**REQUIREMENTS:** Give a count of the lines below that have the string "structure" in them, with no other words.
-- STORED DATA start --
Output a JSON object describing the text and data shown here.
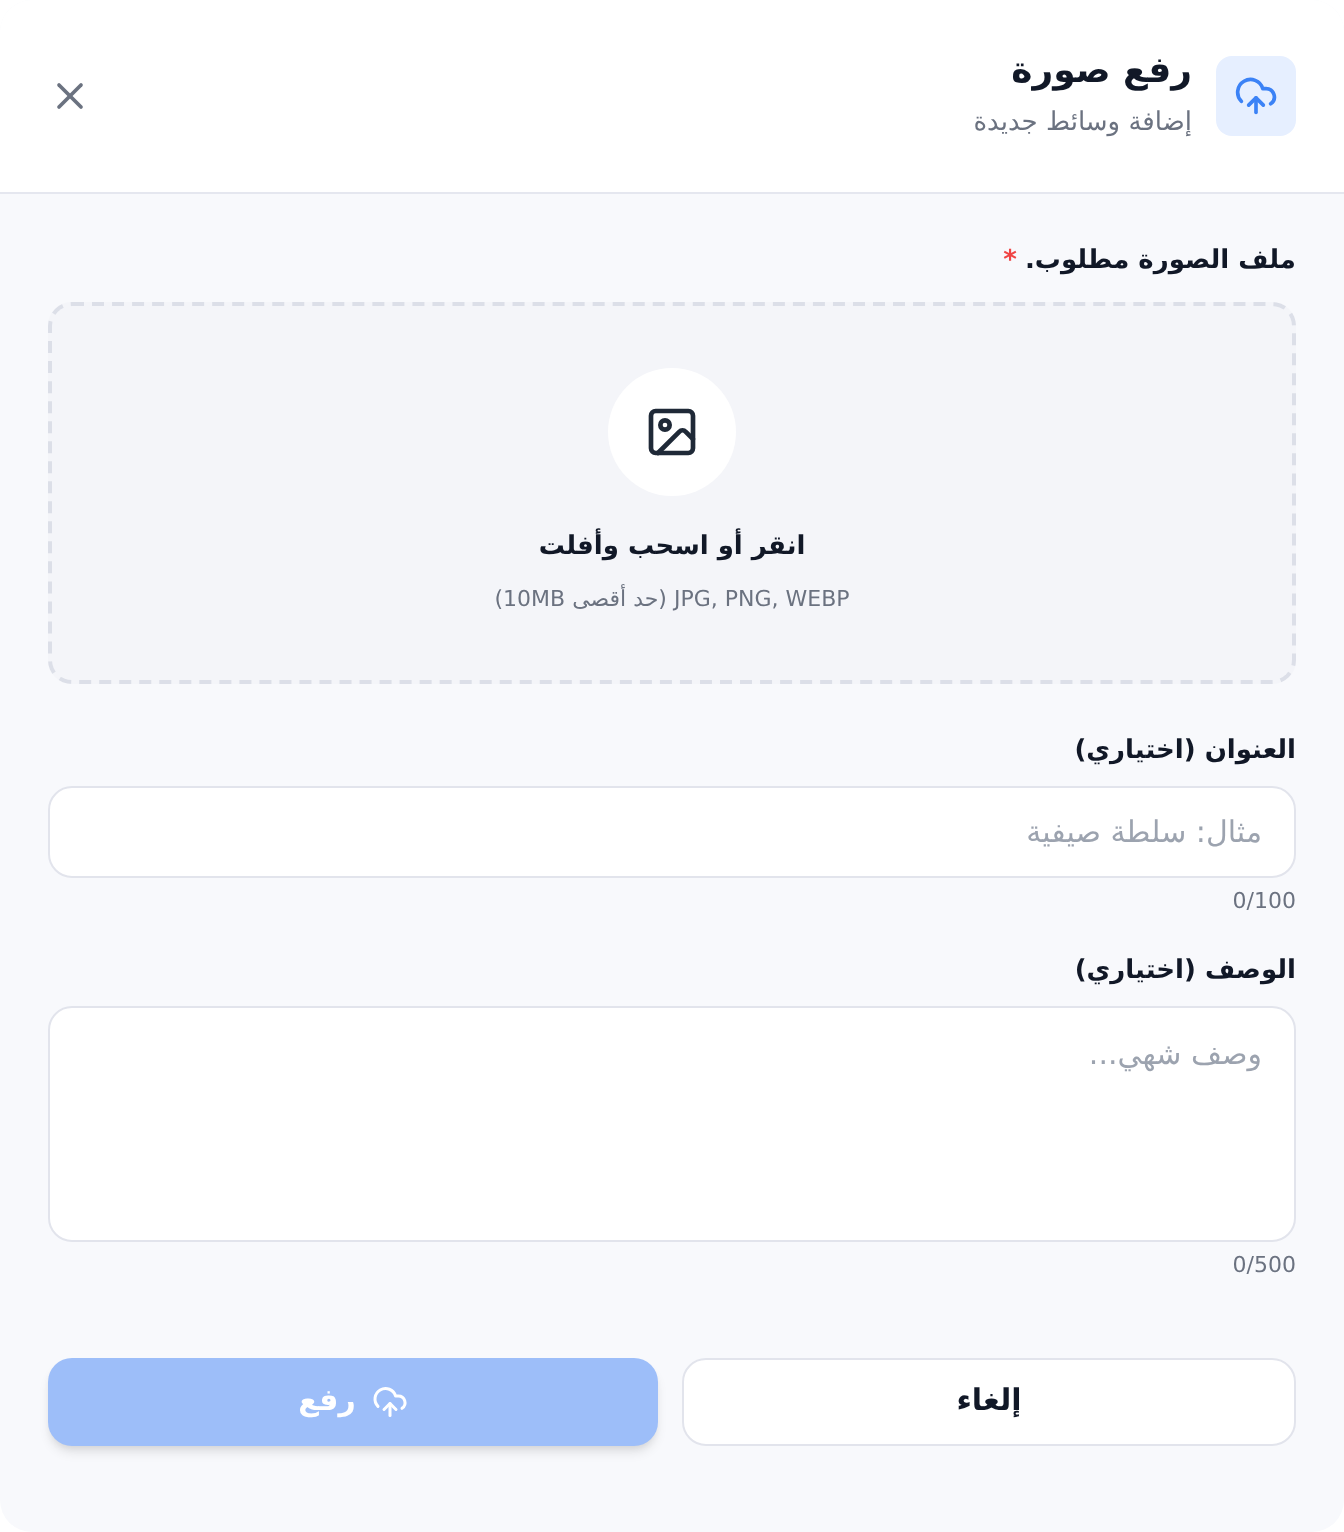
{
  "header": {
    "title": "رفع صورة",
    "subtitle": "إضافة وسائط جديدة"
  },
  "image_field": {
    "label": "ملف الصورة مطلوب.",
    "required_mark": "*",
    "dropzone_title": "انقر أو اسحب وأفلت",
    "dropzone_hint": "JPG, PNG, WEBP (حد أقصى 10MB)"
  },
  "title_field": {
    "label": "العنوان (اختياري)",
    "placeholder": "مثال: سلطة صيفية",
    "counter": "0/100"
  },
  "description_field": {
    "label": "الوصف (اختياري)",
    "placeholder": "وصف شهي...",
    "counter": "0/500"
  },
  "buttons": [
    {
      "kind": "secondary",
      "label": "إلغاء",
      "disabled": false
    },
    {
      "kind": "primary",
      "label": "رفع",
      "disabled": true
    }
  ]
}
-- STORED DATA end --
-- STORED DATA start --
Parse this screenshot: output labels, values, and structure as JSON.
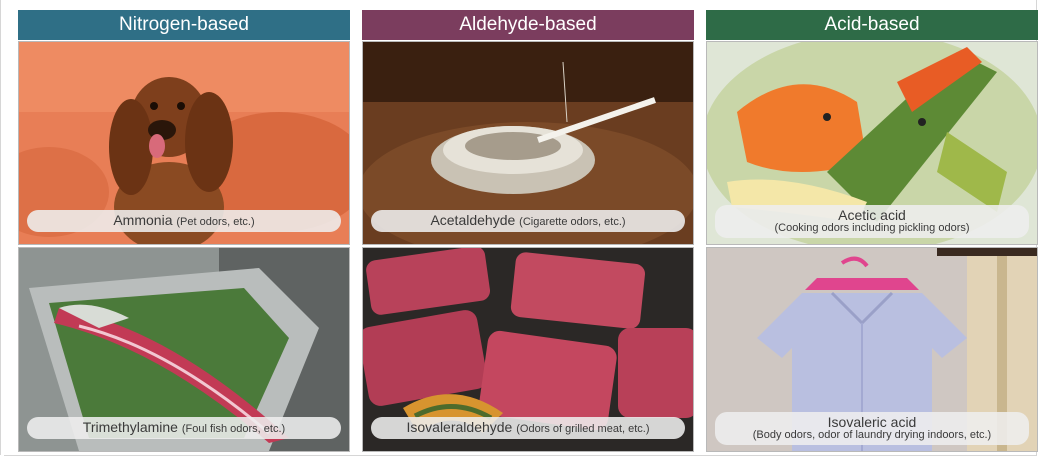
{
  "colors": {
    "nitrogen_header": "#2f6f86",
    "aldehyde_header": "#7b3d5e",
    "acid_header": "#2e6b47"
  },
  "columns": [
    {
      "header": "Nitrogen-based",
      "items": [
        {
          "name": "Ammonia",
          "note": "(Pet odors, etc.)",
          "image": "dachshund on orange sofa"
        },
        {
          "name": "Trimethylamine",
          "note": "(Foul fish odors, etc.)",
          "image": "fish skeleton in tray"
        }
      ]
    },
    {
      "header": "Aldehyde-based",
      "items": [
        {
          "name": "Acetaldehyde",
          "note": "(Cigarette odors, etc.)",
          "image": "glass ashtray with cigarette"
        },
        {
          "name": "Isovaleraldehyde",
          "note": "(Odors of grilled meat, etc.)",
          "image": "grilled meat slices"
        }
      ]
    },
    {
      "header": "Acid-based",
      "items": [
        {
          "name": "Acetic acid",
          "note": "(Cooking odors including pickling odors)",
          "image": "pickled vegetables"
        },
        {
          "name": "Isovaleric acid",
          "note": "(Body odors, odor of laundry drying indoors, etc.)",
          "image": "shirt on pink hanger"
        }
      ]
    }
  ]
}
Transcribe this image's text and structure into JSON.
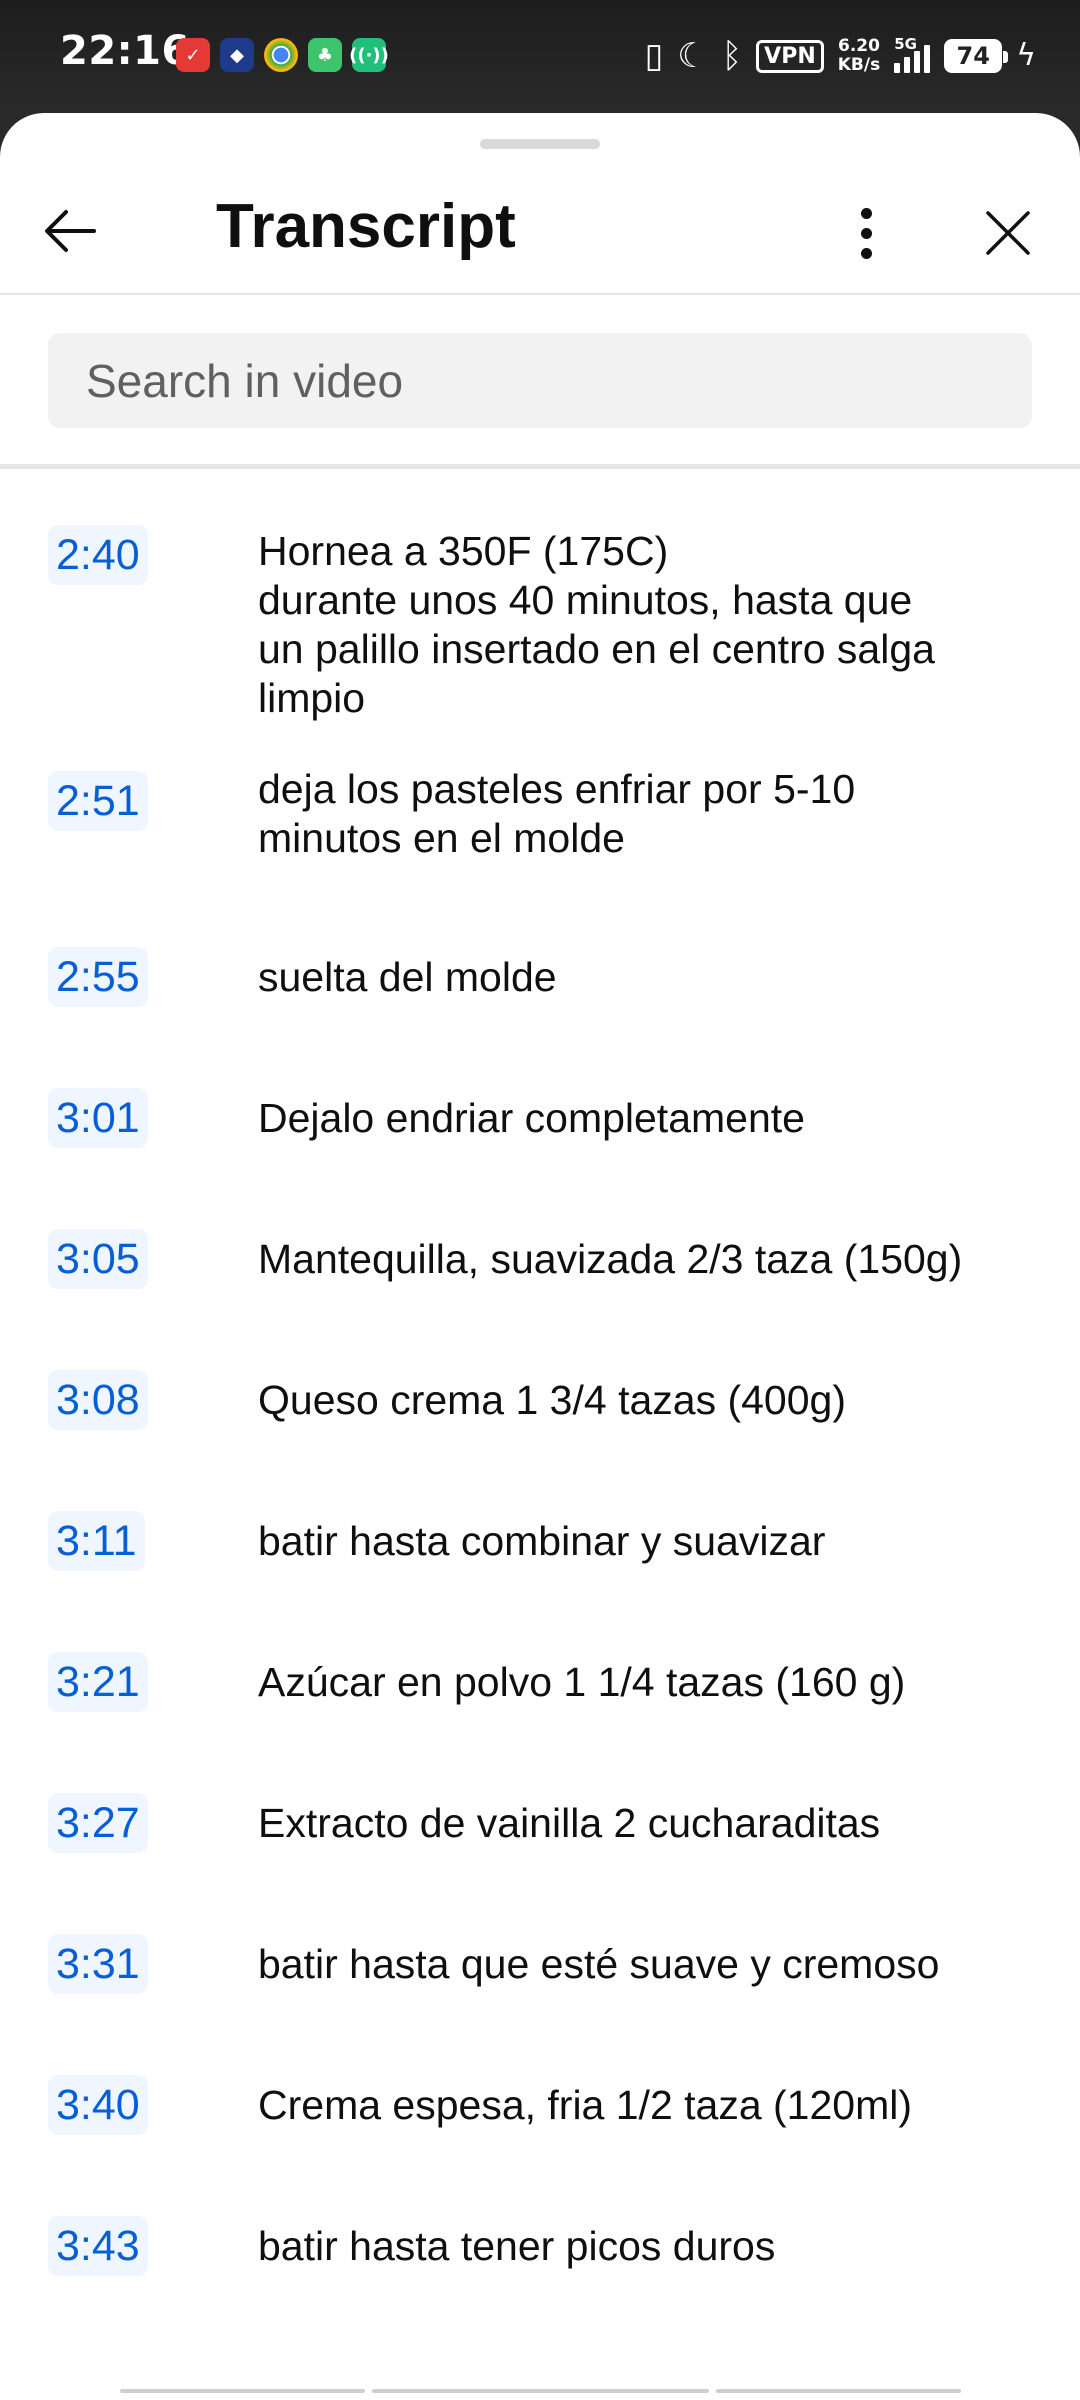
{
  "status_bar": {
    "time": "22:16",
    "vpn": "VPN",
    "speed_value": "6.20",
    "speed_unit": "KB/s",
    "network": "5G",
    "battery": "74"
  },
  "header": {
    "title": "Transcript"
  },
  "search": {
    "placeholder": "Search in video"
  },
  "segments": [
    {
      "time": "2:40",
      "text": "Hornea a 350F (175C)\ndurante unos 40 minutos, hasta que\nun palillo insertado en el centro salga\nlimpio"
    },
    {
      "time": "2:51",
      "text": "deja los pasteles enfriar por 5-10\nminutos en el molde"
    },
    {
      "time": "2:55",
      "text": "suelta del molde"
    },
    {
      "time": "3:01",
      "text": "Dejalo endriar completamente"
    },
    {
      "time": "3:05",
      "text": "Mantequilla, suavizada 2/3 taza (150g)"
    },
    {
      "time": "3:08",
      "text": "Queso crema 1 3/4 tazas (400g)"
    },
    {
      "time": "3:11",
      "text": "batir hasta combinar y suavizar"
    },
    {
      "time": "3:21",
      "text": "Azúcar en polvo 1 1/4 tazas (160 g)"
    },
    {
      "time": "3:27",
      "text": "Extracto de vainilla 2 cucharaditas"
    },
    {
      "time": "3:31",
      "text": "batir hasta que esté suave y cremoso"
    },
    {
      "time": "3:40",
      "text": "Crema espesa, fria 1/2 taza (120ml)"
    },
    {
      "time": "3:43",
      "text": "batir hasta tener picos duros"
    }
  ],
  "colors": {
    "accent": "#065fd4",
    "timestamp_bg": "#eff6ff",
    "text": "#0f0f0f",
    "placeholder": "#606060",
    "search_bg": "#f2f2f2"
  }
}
-- STORED DATA end --
**ANSWER:** 2